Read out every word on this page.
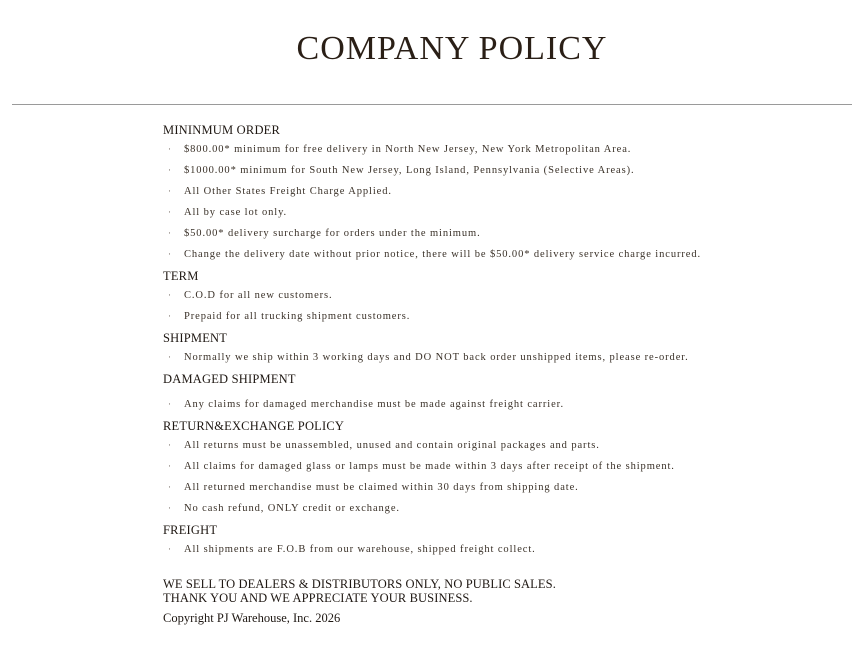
COMPANY POLICY
MININMUM ORDER
· $800.00* minimum for free delivery in North New Jersey, New York Metropolitan Area.
· $1000.00* minimum for South New Jersey, Long Island, Pennsylvania (Selective Areas).
· All Other States Freight Charge Applied.
· All by case lot only.
· $50.00* delivery surcharge for orders under the minimum.
· Change the delivery date without prior notice, there will be $50.00* delivery service charge incurred.
TERM
· C.O.D for all new customers.
· Prepaid for all trucking shipment customers.
SHIPMENT
· Normally we ship within 3 working days and DO NOT back order unshipped items, please re-order.
DAMAGED SHIPMENT
· Any claims for damaged merchandise must be made against freight carrier.
RETURN&EXCHANGE POLICY
· All returns must be unassembled, unused and contain original packages and parts.
· All claims for damaged glass or lamps must be made within 3 days after receipt of the shipment.
· All returned merchandise must be claimed within 30 days from shipping date.
· No cash refund, ONLY credit or exchange.
FREIGHT
· All shipments are F.O.B from our warehouse, shipped freight collect.
WE SELL TO DEALERS & DISTRIBUTORS ONLY, NO PUBLIC SALES.
THANK YOU AND WE APPRECIATE YOUR BUSINESS.
Copyright PJ Warehouse, Inc. 2026
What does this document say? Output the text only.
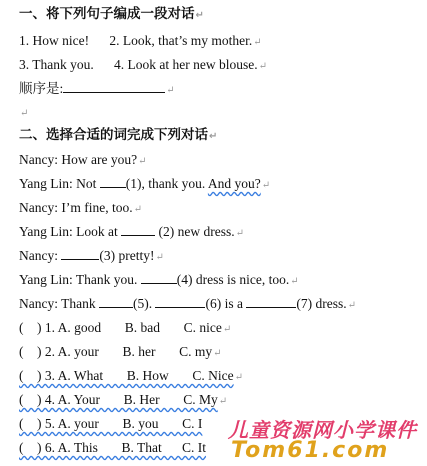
一、将下列句子编成一段对话↵
1. How nice!      2. Look, that’s my mother.↵
3. Thank you.      4. Look at her new blouse.↵
顺序是:	↵
↵
二、选择合适的词完成下列对话↵
Nancy: How are you?↵
Yang Lin: Not (1), thank you. And you?↵
Nancy: I’m fine, too.↵
Yang Lin: Look at	(2) new dress.↵
Nancy:	(3) pretty!↵
Yang Lin: Thank you.	(4) dress is nice, too.↵
Nancy: Thank	(5).	(6) is a	(7) dress.↵
(    ) 1. A. good       B. bad       C. nice↵
(    ) 2. A. your       B. her       C. my↵
(    ) 3. A. What       B. How       C. Nice↵
(    ) 4. A. Your       B. Her       C. My↵
(    ) 5. A. your       B. you       C. I
(    ) 6. A. This       B. That      C. It
儿童资源网小学课件
Tom61.com
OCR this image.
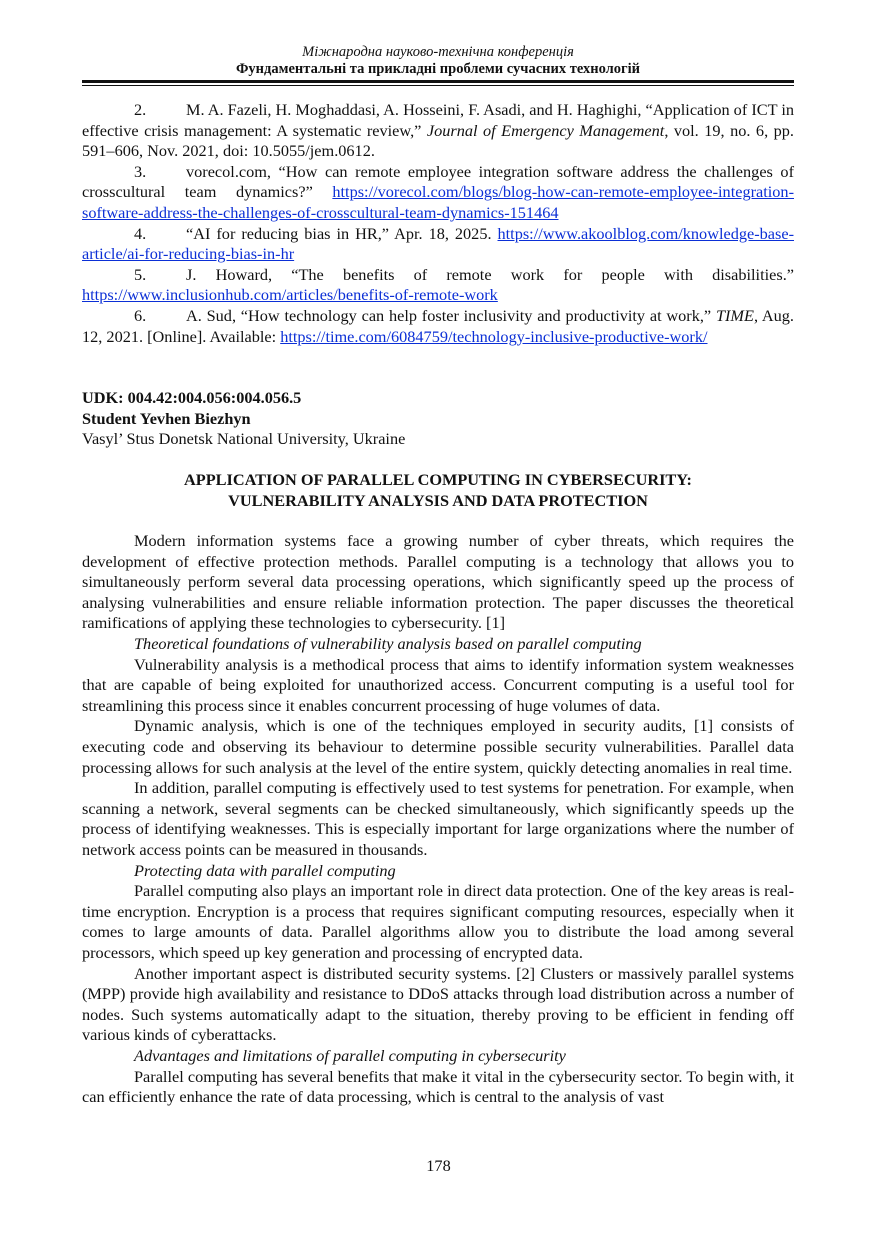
Міжнародна науково-технічна конференція
Фундаментальні та прикладні проблеми сучасних технологій

2. M. A. Fazeli, H. Moghaddasi, A. Hosseini, F. Asadi, and H. Haghighi, “Application of ICT in effective crisis management: A systematic review,” Journal of Emergency Management, vol. 19, no. 6, pp. 591–606, Nov. 2021, doi: 10.5055/jem.0612.

3. vorecol.com, “How can remote employee integration software address the challenges of crosscultural team dynamics?” https://vorecol.com/blogs/blog-how-can-remote-employee-integration-software-address-the-challenges-of-crosscultural-team-dynamics-151464

4. “AI for reducing bias in HR,” Apr. 18, 2025. https://www.akoolblog.com/knowledge-base-article/ai-for-reducing-bias-in-hr

5. J. Howard, “The benefits of remote work for people with disabilities.” https://www.inclusionhub.com/articles/benefits-of-remote-work

6. A. Sud, “How technology can help foster inclusivity and productivity at work,” TIME, Aug. 12, 2021. [Online]. Available: https://time.com/6084759/technology-inclusive-productive-work/

UDK: 004.42:004.056:004.056.5
Student Yevhen Biezhyn
Vasyl’ Stus Donetsk National University, Ukraine
APPLICATION OF PARALLEL COMPUTING IN CYBERSECURITY:
VULNERABILITY ANALYSIS AND DATA PROTECTION

Modern information systems face a growing number of cyber threats, which requires the development of effective protection methods. Parallel computing is a technology that allows you to simultaneously perform several data processing operations, which significantly speed up the process of analysing vulnerabilities and ensure reliable information protection. The paper discusses the theoretical ramifications of applying these technologies to cybersecurity. [1]

Theoretical foundations of vulnerability analysis based on parallel computing

Vulnerability analysis is a methodical process that aims to identify information system weaknesses that are capable of being exploited for unauthorized access. Concurrent computing is a useful tool for streamlining this process since it enables concurrent processing of huge volumes of data.

Dynamic analysis, which is one of the techniques employed in security audits, [1] consists of executing code and observing its behaviour to determine possible security vulnerabilities. Parallel data processing allows for such analysis at the level of the entire system, quickly detecting anomalies in real time.

In addition, parallel computing is effectively used to test systems for penetration. For example, when scanning a network, several segments can be checked simultaneously, which significantly speeds up the process of identifying weaknesses. This is especially important for large organizations where the number of network access points can be measured in thousands.

Protecting data with parallel computing

Parallel computing also plays an important role in direct data protection. One of the key areas is real-time encryption. Encryption is a process that requires significant computing resources, especially when it comes to large amounts of data. Parallel algorithms allow you to distribute the load among several processors, which speed up key generation and processing of encrypted data.

Another important aspect is distributed security systems. [2] Clusters or massively parallel systems (MPP) provide high availability and resistance to DDoS attacks through load distribution across a number of nodes. Such systems automatically adapt to the situation, thereby proving to be efficient in fending off various kinds of cyberattacks.

Advantages and limitations of parallel computing in cybersecurity

Parallel computing has several benefits that make it vital in the cybersecurity sector. To begin with, it can efficiently enhance the rate of data processing, which is central to the analysis of vast

178
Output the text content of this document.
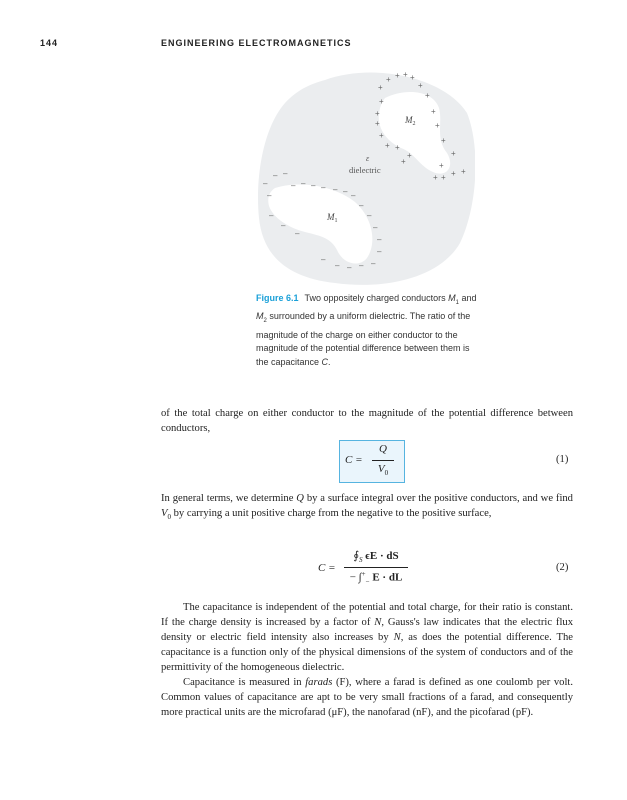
144	ENGINEERING ELECTROMAGNETICS
$M_2$
$M_1$
ε
dielectric
+
+ + + +
+
+
+
+
+
+
+
+ + + +
+
+
+
+
+
+
+
+
–
– –
–
– – – – – – –
–
–
–
–
–
–
–
–
–
–
–
–
–
Figure 6.1 Two oppositely charged conductors $M_1$ and $M_2$ surrounded by a uniform dielectric. The ratio of the magnitude of the charge on either conductor to the magnitude of the potential difference between them is the capacitance C.
of the total charge on either conductor to the magnitude of the potential difference between conductors,
C =
Q
$V_0$
(1)
In general terms, we determine Q by a surface integral over the positive conductors, and we find $V_0$ by carrying a unit positive charge from the negative to the positive surface,
C =
$∮_S$ ϵE · dS
− $\int^+_-$ E · dL
(2)
The capacitance is independent of the potential and total charge, for their ratio is constant. If the charge density is increased by a factor of N, Gauss's law indicates that the electric flux density or electric field intensity also increases by N, as does the potential difference. The capacitance is a function only of the physical dimensions of the system of conductors and of the permittivity of the homogeneous dielectric.
Capacitance is measured in farads (F), where a farad is defined as one coulomb per volt. Common values of capacitance are apt to be very small fractions of a farad, and consequently more practical units are the microfarad (μF), the nanofarad (nF), and the picofarad (pF).
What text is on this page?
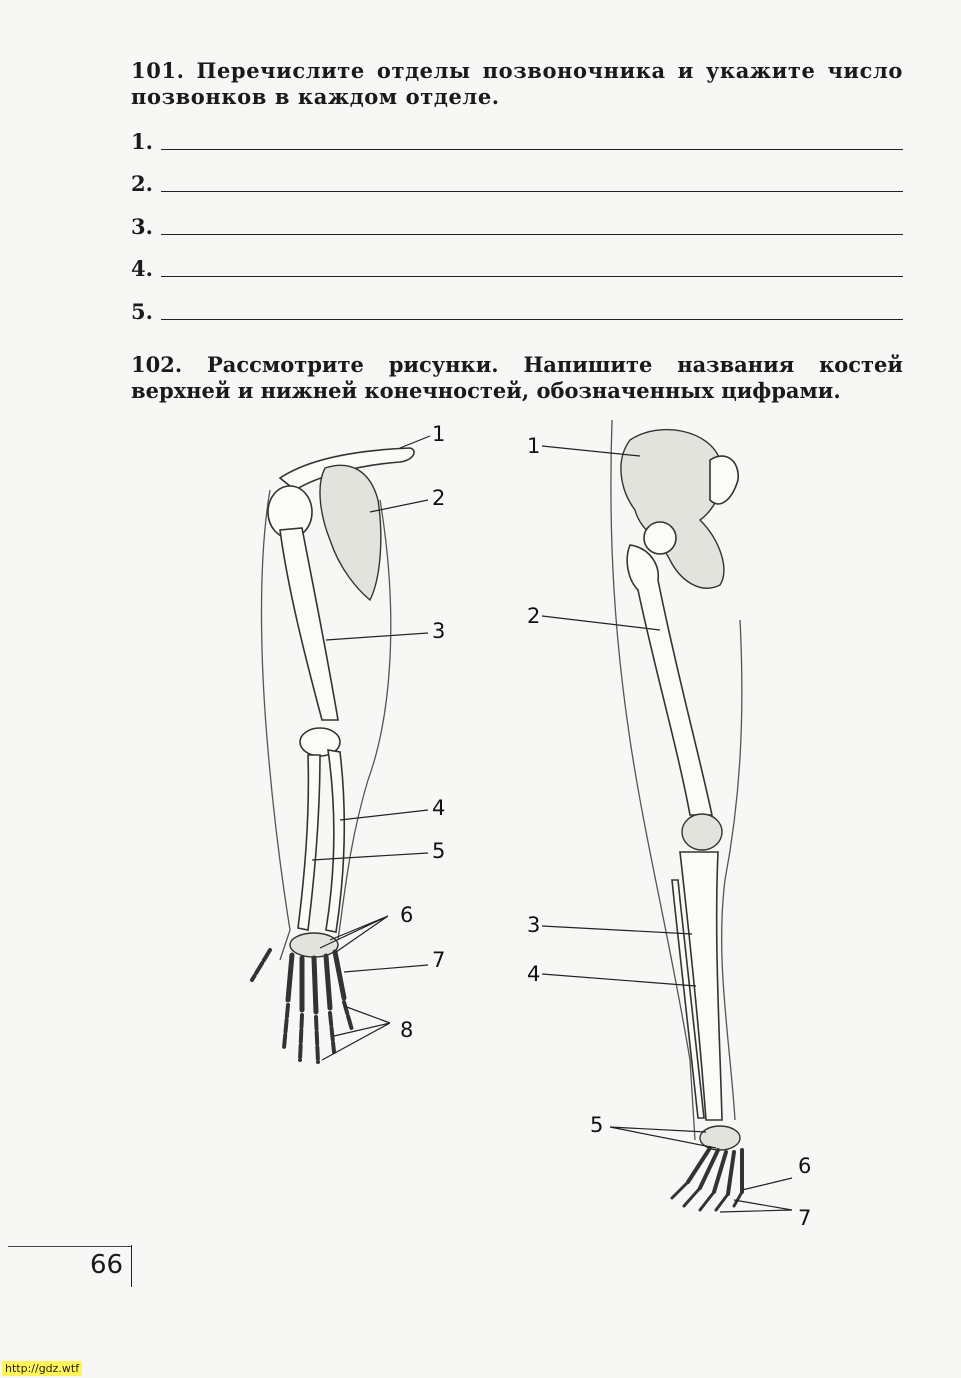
101. Перечислите отделы позвоночника и укажите число позвонков в каждом отделе.
1.
2.
3.
4.
5.
102. Рассмотрите рисунки. Напишите названия костей верхней и нижней конечностей, обозначенных цифрами.
1
2
3
4
5
6
7
8
1
2
3
4
5
6
7
66
http://gdz.wtf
..............................
Skip the images and write out the rest of the listing exactly.

Correct answer
Read out every word on this page.
COMPANY POLICY
MININMUM ORDER
· $800.00* minimum for free delivery in North New Jersey, New York Metropolitan Area.
· $1000.00* minimum for South New Jersey, Long Island, Pennsylvania (Selective Areas).
· All Other States Freight Charge Applied.
· All by case lot only.
· $50.00* delivery surcharge for orders under the minimum.
· Change the delivery date without prior notice, there will be $50.00* delivery service charge incurred.
TERM
· C.O.D for all new customers.
· Prepaid for all trucking shipment customers.
SHIPMENT
· Normally we ship within 3 working days and DO NOT back order unshipped items, please re-order.
DAMAGED SHIPMENT
· Any claims for damaged merchandise must be made against freight carrier.
RETURN&EXCHANGE POLICY
· All returns must be unassembled, unused and contain original packages and parts.
· All claims for damaged glass or lamps must be made within 3 days after receipt of the shipment.
· All returned merchandise must be claimed within 30 days from shipping date.
· No cash refund, ONLY credit or exchange.
FREIGHT
· All shipments are F.O.B from our warehouse, shipped freight collect.
WE SELL TO DEALERS & DISTRIBUTORS ONLY, NO PUBLIC SALES.
THANK YOU AND WE APPRECIATE YOUR BUSINESS.
Copyright PJ Warehouse, Inc. 2026
What does this document say? Output the text only.
一、将下列句子编成一段对话↵
1. How nice!      2. Look, that’s my mother.↵
3. Thank you.      4. Look at her new blouse.↵
顺序是:	↵
↵
二、选择合适的词完成下列对话↵
Nancy: How are you?↵
Yang Lin: Not (1), thank you. And you?↵
Nancy: I’m fine, too.↵
Yang Lin: Look at	(2) new dress.↵
Nancy:	(3) pretty!↵
Yang Lin: Thank you.	(4) dress is nice, too.↵
Nancy: Thank	(5).	(6) is a	(7) dress.↵
(    ) 1. A. good       B. bad       C. nice↵
(    ) 2. A. your       B. her       C. my↵
(    ) 3. A. What       B. How       C. Nice↵
(    ) 4. A. Your       B. Her       C. My↵
(    ) 5. A. your       B. you       C. I
(    ) 6. A. This       B. That      C. It
儿童资源网小学课件
Tom61.com
OCR this image.
Міжнародна науково-технічна конференція
Фундаментальні та прикладні проблеми сучасних технологій

2. M. A. Fazeli, H. Moghaddasi, A. Hosseini, F. Asadi, and H. Haghighi, “Application of ICT in effective crisis management: A systematic review,” Journal of Emergency Management, vol. 19, no. 6, pp. 591–606, Nov. 2021, doi: 10.5055/jem.0612.

3. vorecol.com, “How can remote employee integration software address the challenges of crosscultural team dynamics?” https://vorecol.com/blogs/blog-how-can-remote-employee-integration-software-address-the-challenges-of-crosscultural-team-dynamics-151464

4. “AI for reducing bias in HR,” Apr. 18, 2025. https://www.akoolblog.com/knowledge-base-article/ai-for-reducing-bias-in-hr

5. J. Howard, “The benefits of remote work for people with disabilities.” https://www.inclusionhub.com/articles/benefits-of-remote-work

6. A. Sud, “How technology can help foster inclusivity and productivity at work,” TIME, Aug. 12, 2021. [Online]. Available: https://time.com/6084759/technology-inclusive-productive-work/

UDK: 004.42:004.056:004.056.5
Student Yevhen Biezhyn
Vasyl’ Stus Donetsk National University, Ukraine
APPLICATION OF PARALLEL COMPUTING IN CYBERSECURITY:
VULNERABILITY ANALYSIS AND DATA PROTECTION

Modern information systems face a growing number of cyber threats, which requires the development of effective protection methods. Parallel computing is a technology that allows you to simultaneously perform several data processing operations, which significantly speed up the process of analysing vulnerabilities and ensure reliable information protection. The paper discusses the theoretical ramifications of applying these technologies to cybersecurity. [1]

Theoretical foundations of vulnerability analysis based on parallel computing

Vulnerability analysis is a methodical process that aims to identify information system weaknesses that are capable of being exploited for unauthorized access. Concurrent computing is a useful tool for streamlining this process since it enables concurrent processing of huge volumes of data.

Dynamic analysis, which is one of the techniques employed in security audits, [1] consists of executing code and observing its behaviour to determine possible security vulnerabilities. Parallel data processing allows for such analysis at the level of the entire system, quickly detecting anomalies in real time.

In addition, parallel computing is effectively used to test systems for penetration. For example, when scanning a network, several segments can be checked simultaneously, which significantly speeds up the process of identifying weaknesses. This is especially important for large organizations where the number of network access points can be measured in thousands.

Protecting data with parallel computing

Parallel computing also plays an important role in direct data protection. One of the key areas is real-time encryption. Encryption is a process that requires significant computing resources, especially when it comes to large amounts of data. Parallel algorithms allow you to distribute the load among several processors, which speed up key generation and processing of encrypted data.

Another important aspect is distributed security systems. [2] Clusters or massively parallel systems (MPP) provide high availability and resistance to DDoS attacks through load distribution across a number of nodes. Such systems automatically adapt to the situation, thereby proving to be efficient in fending off various kinds of cyberattacks.

Advantages and limitations of parallel computing in cybersecurity

Parallel computing has several benefits that make it vital in the cybersecurity sector. To begin with, it can efficiently enhance the rate of data processing, which is central to the analysis of vast

178
Output the text content of this document.
144	ENGINEERING ELECTROMAGNETICS
$M_2$
$M_1$
ε
dielectric
+
+ + + +
+
+
+
+
+
+
+
+ + + +
+
+
+
+
+
+
+
+
–
– –
–
– – – – – – –
–
–
–
–
–
–
–
–
–
–
–
–
–
Figure 6.1 Two oppositely charged conductors $M_1$ and $M_2$ surrounded by a uniform dielectric. The ratio of the magnitude of the charge on either conductor to the magnitude of the potential difference between them is the capacitance C.
of the total charge on either conductor to the magnitude of the potential difference between conductors,
C =
Q
$V_0$
(1)
In general terms, we determine Q by a surface integral over the positive conductors, and we find $V_0$ by carrying a unit positive charge from the negative to the positive surface,
C =
$∮_S$ ϵE · dS
− $\int^+_-$ E · dL
(2)
The capacitance is independent of the potential and total charge, for their ratio is constant. If the charge density is increased by a factor of N, Gauss's law indicates that the electric flux density or electric field intensity also increases by N, as does the potential difference. The capacitance is a function only of the physical dimensions of the system of conductors and of the permittivity of the homogeneous dielectric.
Capacitance is measured in farads (F), where a farad is defined as one coulomb per volt. Common values of capacitance are apt to be very small fractions of a farad, and consequently more practical units are the microfarad (μF), the nanofarad (nF), and the picofarad (pF).
What text is on this page?
101. Перечислите отделы позвоночника и укажите число позвонков в каждом отделе.
1.
2.
3.
4.
5.
102. Рассмотрите рисунки. Напишите названия костей верхней и нижней конечностей, обозначенных цифрами.
1
2
3
4
5
6
7
8
1
2
3
4
5
6
7
66
http://gdz.wtf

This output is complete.